Exercise brief » Work out the number of lines with the word "Fensterschatten" in the material below, then reply with that number only.

Data to process »
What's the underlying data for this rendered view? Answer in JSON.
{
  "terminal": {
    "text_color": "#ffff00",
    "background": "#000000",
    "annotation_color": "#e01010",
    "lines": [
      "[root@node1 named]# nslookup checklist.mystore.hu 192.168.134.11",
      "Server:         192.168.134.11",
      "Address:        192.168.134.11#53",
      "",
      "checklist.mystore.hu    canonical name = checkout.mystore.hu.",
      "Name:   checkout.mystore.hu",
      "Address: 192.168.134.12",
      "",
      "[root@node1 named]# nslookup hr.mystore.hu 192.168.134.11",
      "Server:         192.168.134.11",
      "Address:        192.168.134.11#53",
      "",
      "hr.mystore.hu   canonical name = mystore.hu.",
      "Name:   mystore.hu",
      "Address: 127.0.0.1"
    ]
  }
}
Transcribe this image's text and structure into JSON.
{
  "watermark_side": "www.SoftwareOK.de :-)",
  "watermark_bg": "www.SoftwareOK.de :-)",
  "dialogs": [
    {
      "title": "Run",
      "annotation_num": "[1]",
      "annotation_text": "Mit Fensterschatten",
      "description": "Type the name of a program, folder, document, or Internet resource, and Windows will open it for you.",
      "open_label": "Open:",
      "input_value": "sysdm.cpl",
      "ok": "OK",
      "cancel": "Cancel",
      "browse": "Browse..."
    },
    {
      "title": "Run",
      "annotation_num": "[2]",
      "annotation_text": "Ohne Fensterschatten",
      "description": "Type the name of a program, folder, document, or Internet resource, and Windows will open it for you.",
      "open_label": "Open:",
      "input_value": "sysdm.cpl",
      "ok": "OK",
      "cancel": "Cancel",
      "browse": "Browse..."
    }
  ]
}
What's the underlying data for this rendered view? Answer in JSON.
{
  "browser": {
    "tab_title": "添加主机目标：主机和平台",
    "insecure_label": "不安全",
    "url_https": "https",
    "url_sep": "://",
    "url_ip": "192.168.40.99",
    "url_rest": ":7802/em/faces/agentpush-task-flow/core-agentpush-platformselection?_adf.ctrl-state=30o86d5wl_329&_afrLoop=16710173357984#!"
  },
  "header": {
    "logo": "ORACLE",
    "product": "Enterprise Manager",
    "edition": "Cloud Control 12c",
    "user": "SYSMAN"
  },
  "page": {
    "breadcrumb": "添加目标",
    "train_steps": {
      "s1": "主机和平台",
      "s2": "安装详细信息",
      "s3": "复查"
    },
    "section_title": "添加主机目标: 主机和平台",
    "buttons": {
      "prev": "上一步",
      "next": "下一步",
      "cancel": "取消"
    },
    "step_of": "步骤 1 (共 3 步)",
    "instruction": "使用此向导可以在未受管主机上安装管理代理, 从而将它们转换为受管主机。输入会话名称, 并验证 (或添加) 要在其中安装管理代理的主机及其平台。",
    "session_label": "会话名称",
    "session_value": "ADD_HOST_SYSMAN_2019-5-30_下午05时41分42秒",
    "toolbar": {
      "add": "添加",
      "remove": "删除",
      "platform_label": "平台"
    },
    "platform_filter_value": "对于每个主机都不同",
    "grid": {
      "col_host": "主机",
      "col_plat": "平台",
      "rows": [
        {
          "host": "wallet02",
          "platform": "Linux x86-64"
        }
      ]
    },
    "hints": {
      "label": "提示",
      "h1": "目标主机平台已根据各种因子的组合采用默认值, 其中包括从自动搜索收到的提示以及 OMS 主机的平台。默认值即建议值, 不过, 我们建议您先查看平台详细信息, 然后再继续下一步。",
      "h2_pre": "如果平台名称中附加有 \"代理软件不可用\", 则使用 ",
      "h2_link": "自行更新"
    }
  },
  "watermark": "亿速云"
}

Reply to the task » 2